Given task =>
From the listing below, tally the lines that include "الألوهية". Return only the total.

Data excerpts
-*-*-

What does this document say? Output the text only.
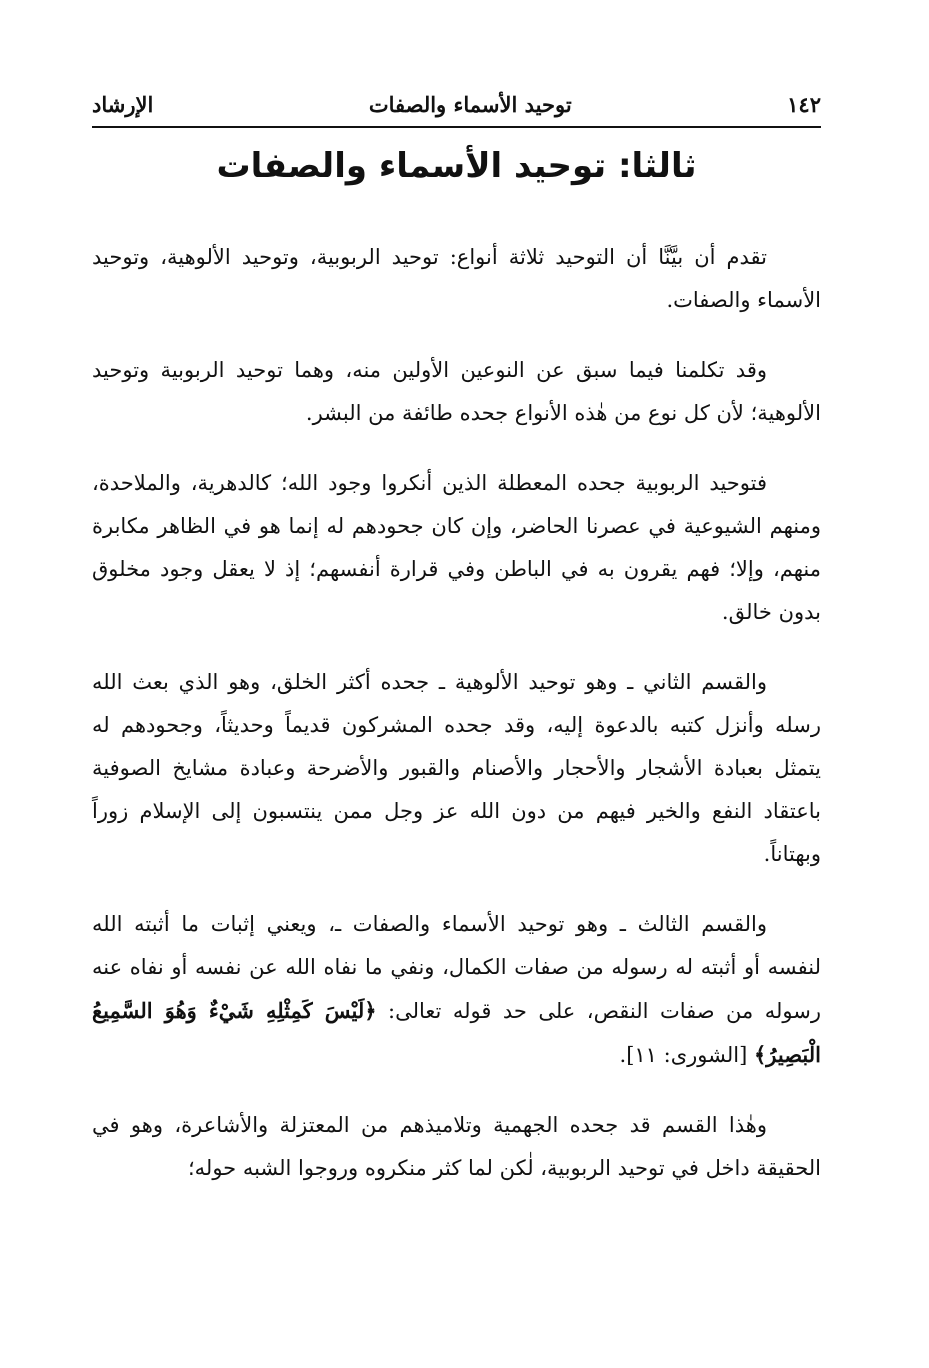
١٤٢
توحيد الأسماء والصفات
الإرشاد
ثالثا: توحيد الأسماء والصفات

تقدم أن بيَّنَّا أن التوحيد ثلاثة أنواع: توحيد الربوبية، وتوحيد الألوهية، وتوحيد الأسماء والصفات.

وقد تكلمنا فيما سبق عن النوعين الأولين منه، وهما توحيد الربوبية وتوحيد الألوهية؛ لأن كل نوع من هٰذه الأنواع جحده طائفة من البشر.

فتوحيد الربوبية جحده المعطلة الذين أنكروا وجود الله؛ كالدهرية، والملاحدة، ومنهم الشيوعية في عصرنا الحاضر، وإن كان جحودهم له إنما هو في الظاهر مكابرة منهم، وإلا؛ فهم يقرون به في الباطن وفي قرارة أنفسهم؛ إذ لا يعقل وجود مخلوق بدون خالق.

والقسم الثاني ـ وهو توحيد الألوهية ـ جحده أكثر الخلق، وهو الذي بعث الله رسله وأنزل كتبه بالدعوة إليه، وقد جحده المشركون قديماً وحديثاً، وجحودهم له يتمثل بعبادة الأشجار والأحجار والأصنام والقبور والأضرحة وعبادة مشايخ الصوفية باعتقاد النفع والخير فيهم من دون الله عز وجل ممن ينتسبون إلى الإسلام زوراً وبهتاناً.

والقسم الثالث ـ وهو توحيد الأسماء والصفات ـ، ويعني إثبات ما أثبته الله لنفسه أو أثبته له رسوله من صفات الكمال، ونفي ما نفاه الله عن نفسه أو نفاه عنه رسوله من صفات النقص، على حد قوله تعالى: ﴿لَيْسَ كَمِثْلِهِ شَيْءٌ وَهُوَ السَّمِيعُ الْبَصِيرُ﴾ [الشورى: ١١].

وهٰذا القسم قد جحده الجهمية وتلاميذهم من المعتزلة والأشاعرة، وهو في الحقيقة داخل في توحيد الربوبية، لٰكن لما كثر منكروه وروجوا الشبه حوله؛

-*-*-

Output below =>
3